[THE TASK]: Whenever a line contains the string "some", copy it out of the entries.

▽

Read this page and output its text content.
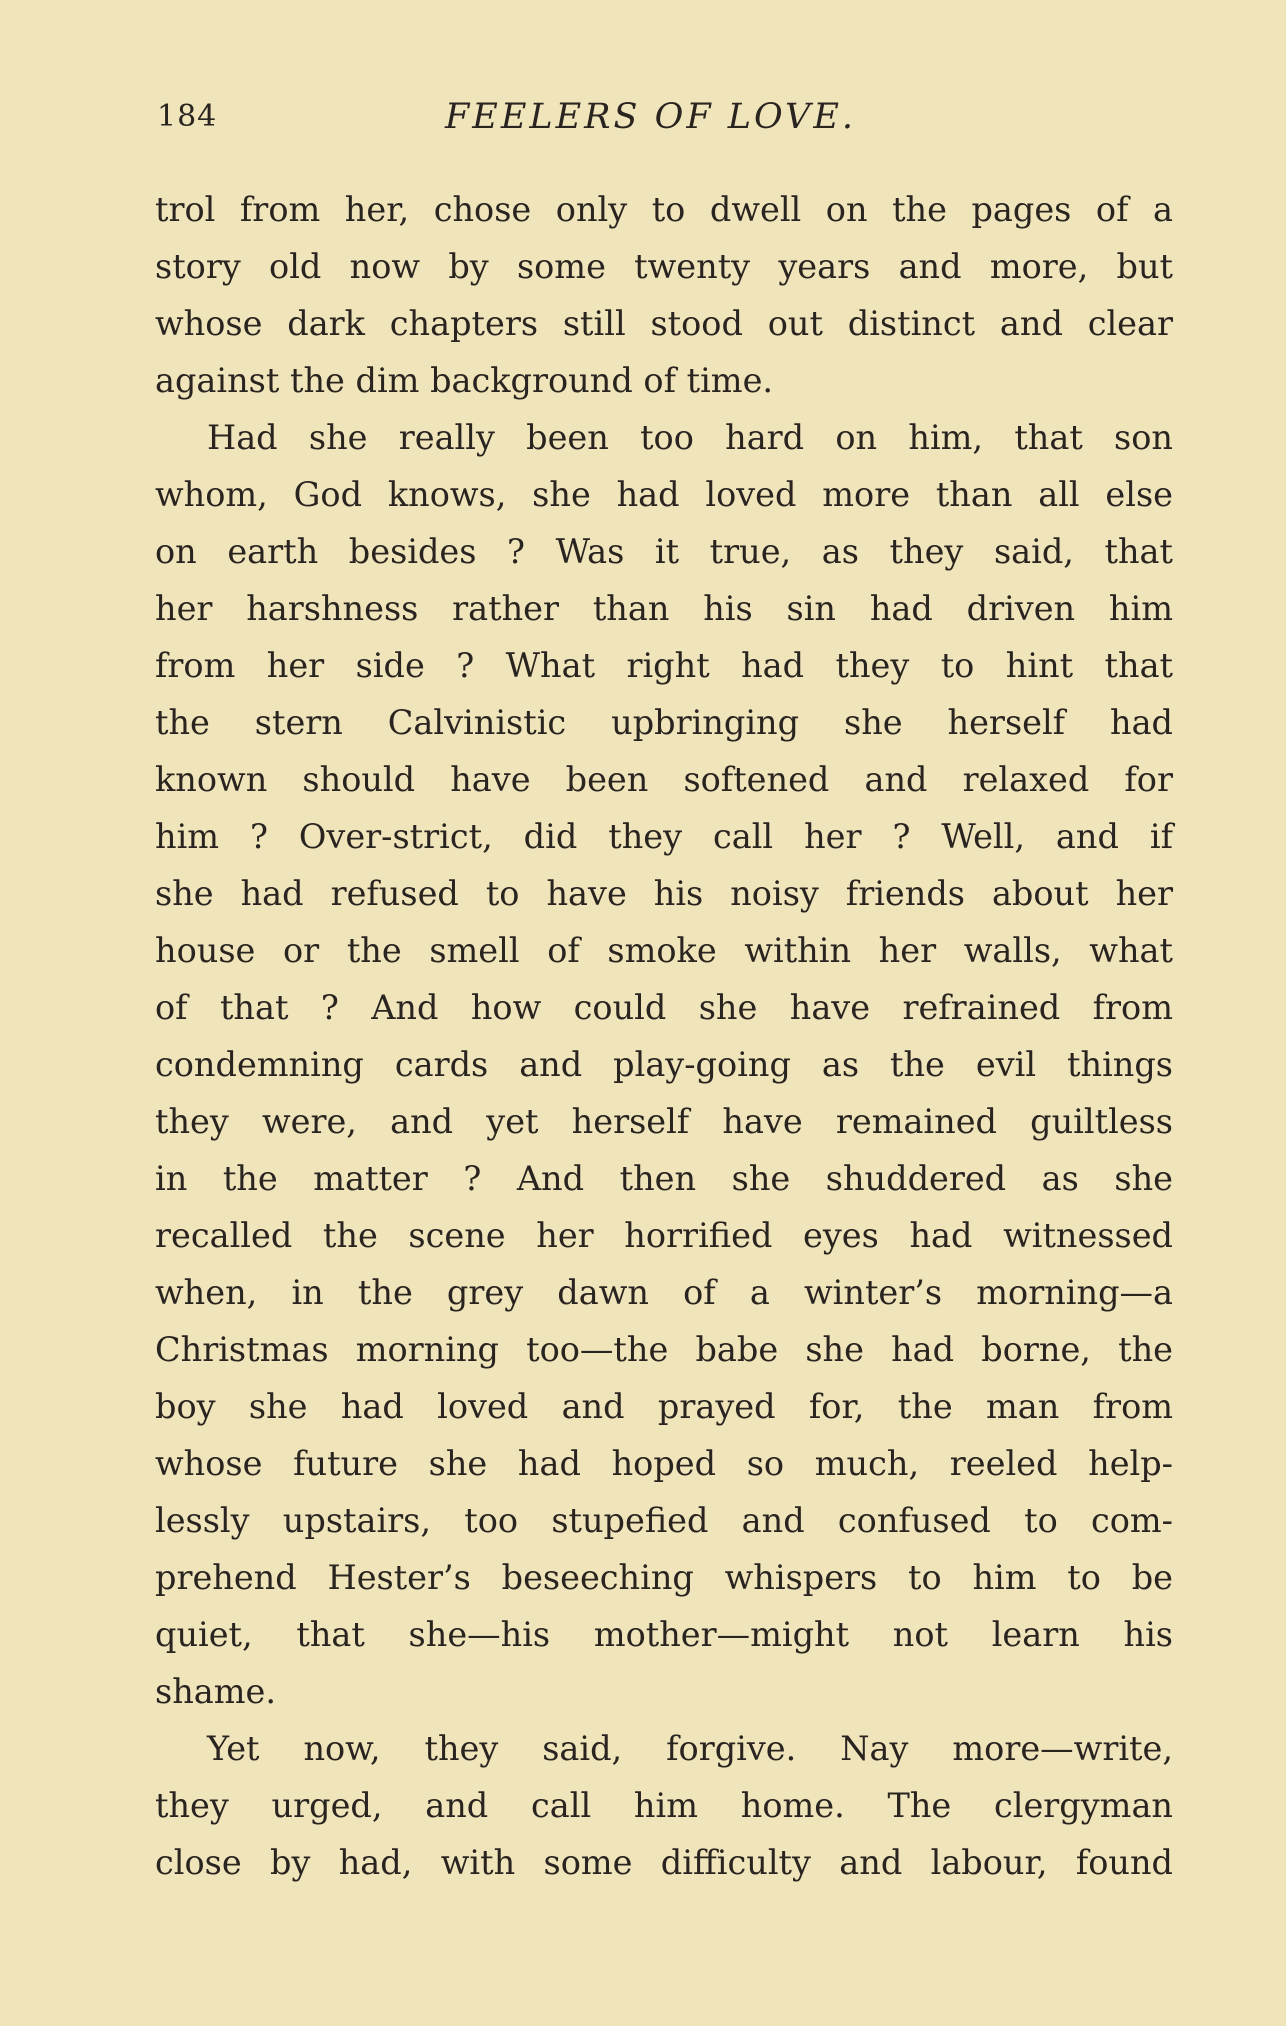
184	FEELERS OF LOVE.
trol from her, chose only to dwell on the pages of a
story old now by some twenty years and more, but
whose dark chapters still stood out distinct and clear
against the dim background of time.
Had she really been too hard on him, that son
whom, God knows, she had loved more than all else
on earth besides ? Was it true, as they said, that
her harshness rather than his sin had driven him
from her side ? What right had they to hint that
the stern Calvinistic upbringing she herself had
known should have been softened and relaxed for
him ? Over-strict, did they call her ? Well, and if
she had refused to have his noisy friends about her
house or the smell of smoke within her walls, what
of that ? And how could she have refrained from
condemning cards and play-going as the evil things
they were, and yet herself have remained guiltless
in the matter ? And then she shuddered as she
recalled the scene her horrified eyes had witnessed
when, in the grey dawn of a winter’s morning—a
Christmas morning too—the babe she had borne, the
boy she had loved and prayed for, the man from
whose future she had hoped so much, reeled help-
lessly upstairs, too stupefied and confused to com-
prehend Hester’s beseeching whispers to him to be
quiet, that she—his mother—might not learn his
shame.
Yet now, they said, forgive. Nay more—write,
they urged, and call him home. The clergyman
close by had, with some difficulty and labour, found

△

[THE COMPLETED TASK]:
story old now by some twenty years and more, but
close by had, with some difficulty and labour, found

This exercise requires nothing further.